[Figure dataset records]
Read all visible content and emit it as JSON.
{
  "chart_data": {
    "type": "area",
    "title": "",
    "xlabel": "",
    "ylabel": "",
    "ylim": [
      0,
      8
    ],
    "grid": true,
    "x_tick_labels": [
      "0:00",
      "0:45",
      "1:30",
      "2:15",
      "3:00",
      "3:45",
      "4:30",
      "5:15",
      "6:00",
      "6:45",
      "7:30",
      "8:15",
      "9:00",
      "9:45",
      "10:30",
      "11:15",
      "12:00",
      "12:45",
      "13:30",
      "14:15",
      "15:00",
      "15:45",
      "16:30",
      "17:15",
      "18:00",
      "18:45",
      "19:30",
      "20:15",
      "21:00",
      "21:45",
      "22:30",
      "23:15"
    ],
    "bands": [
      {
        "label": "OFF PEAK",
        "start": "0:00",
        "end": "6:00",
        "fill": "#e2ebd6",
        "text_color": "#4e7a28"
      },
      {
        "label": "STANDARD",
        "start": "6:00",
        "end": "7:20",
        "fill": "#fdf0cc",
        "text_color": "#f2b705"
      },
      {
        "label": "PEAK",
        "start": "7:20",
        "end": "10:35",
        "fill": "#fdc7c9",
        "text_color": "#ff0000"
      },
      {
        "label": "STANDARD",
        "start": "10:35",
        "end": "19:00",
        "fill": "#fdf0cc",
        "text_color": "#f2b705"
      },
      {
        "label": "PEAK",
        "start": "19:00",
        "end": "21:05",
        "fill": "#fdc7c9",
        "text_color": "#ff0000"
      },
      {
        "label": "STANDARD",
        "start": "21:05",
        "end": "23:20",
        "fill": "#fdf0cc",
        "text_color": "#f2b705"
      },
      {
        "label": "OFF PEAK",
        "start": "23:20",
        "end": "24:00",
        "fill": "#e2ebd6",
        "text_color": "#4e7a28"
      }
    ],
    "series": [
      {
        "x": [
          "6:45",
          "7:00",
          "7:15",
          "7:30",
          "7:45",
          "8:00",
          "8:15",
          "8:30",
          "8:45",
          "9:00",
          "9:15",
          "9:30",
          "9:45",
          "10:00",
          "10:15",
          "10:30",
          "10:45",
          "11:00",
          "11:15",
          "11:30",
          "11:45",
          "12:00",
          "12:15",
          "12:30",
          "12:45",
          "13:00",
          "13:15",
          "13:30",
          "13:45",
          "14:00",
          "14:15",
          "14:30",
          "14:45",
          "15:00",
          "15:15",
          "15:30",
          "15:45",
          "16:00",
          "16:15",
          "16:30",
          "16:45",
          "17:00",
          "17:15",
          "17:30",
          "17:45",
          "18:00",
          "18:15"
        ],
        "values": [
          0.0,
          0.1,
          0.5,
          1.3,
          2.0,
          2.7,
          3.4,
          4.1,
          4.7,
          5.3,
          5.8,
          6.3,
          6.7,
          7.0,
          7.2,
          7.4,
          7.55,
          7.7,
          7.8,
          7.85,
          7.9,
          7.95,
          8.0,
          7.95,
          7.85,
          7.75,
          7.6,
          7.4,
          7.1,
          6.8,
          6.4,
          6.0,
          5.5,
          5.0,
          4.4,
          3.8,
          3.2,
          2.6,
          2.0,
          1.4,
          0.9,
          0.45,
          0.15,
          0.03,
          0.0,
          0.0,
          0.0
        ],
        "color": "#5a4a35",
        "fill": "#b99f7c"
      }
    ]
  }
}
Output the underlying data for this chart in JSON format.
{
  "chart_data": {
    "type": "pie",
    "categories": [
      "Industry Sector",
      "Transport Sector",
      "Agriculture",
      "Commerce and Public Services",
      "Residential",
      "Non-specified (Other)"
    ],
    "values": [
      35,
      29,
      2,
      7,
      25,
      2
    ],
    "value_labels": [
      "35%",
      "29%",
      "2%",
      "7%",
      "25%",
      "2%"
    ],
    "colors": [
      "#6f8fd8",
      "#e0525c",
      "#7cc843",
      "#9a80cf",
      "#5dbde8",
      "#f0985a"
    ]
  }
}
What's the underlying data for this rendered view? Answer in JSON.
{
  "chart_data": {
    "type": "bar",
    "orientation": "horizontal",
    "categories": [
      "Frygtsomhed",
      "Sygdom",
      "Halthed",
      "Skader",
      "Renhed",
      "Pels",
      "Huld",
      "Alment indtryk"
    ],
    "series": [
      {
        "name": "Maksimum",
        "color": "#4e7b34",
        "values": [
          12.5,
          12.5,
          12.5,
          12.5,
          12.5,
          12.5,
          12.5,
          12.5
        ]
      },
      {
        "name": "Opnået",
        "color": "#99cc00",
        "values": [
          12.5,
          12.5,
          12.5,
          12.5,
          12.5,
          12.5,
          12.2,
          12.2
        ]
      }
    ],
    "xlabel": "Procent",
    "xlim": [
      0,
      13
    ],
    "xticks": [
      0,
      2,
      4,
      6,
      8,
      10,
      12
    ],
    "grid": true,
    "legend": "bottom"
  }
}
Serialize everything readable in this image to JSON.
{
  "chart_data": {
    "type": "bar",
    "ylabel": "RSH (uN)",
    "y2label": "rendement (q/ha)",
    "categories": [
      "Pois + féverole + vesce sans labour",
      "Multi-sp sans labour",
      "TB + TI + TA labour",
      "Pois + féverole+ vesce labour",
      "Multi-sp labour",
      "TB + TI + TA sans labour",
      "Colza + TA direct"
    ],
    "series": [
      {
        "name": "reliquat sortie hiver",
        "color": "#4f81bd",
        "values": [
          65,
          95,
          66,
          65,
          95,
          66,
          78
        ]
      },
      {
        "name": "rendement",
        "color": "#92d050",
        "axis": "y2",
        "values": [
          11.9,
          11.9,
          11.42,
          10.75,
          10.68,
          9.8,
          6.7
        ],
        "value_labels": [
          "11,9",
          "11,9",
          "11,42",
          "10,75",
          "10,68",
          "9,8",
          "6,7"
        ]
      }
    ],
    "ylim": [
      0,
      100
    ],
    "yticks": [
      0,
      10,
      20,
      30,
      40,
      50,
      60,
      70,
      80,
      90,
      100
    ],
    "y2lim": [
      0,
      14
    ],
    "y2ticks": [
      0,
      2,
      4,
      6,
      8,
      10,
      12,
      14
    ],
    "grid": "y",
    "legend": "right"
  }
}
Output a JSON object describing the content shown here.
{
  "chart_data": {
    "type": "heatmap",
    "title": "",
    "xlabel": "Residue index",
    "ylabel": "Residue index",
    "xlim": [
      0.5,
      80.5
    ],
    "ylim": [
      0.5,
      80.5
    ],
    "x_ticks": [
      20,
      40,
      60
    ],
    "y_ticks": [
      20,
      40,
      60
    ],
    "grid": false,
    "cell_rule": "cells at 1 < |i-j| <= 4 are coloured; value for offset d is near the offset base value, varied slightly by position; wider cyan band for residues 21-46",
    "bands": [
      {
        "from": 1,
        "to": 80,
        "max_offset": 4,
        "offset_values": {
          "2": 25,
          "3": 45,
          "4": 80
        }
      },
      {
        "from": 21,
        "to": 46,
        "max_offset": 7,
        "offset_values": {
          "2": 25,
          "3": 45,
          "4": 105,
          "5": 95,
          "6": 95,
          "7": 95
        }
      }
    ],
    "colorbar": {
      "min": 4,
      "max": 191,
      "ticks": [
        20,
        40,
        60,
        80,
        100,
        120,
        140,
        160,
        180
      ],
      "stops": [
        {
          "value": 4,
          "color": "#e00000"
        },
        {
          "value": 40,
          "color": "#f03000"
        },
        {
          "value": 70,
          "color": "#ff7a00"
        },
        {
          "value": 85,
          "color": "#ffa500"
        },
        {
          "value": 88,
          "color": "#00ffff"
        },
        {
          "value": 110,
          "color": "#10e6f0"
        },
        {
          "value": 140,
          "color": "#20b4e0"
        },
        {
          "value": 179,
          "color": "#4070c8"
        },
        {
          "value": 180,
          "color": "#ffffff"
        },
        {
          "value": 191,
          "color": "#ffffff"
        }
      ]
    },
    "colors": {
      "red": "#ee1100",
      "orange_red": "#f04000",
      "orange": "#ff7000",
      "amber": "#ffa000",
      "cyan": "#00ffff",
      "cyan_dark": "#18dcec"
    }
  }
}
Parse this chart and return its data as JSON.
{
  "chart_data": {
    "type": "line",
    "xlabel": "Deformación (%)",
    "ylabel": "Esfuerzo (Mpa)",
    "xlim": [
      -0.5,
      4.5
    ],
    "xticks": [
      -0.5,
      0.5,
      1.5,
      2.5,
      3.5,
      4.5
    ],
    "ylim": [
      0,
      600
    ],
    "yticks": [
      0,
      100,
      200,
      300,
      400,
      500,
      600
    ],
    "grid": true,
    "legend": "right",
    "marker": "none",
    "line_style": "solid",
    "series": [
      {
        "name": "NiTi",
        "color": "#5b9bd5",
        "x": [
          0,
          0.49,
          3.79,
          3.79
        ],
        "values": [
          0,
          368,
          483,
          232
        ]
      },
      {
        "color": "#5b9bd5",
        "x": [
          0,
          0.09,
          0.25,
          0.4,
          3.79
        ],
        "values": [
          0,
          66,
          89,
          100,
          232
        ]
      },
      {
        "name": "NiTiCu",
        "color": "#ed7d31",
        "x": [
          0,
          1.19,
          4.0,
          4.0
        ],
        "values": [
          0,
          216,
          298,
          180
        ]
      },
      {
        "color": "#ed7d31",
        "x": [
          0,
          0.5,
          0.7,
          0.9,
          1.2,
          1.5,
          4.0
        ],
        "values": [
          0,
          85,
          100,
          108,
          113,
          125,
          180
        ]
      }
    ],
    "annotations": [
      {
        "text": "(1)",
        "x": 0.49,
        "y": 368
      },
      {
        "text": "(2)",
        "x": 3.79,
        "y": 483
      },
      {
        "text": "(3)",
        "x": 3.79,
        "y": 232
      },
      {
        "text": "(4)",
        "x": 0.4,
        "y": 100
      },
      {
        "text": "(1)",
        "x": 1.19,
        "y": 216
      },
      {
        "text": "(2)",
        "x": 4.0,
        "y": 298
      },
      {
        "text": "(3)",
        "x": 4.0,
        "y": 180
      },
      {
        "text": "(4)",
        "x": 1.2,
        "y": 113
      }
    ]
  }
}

SET TASK: Write down only the number of lines that contain the string "Output" in the listing.

EXERCISE RESULT: 2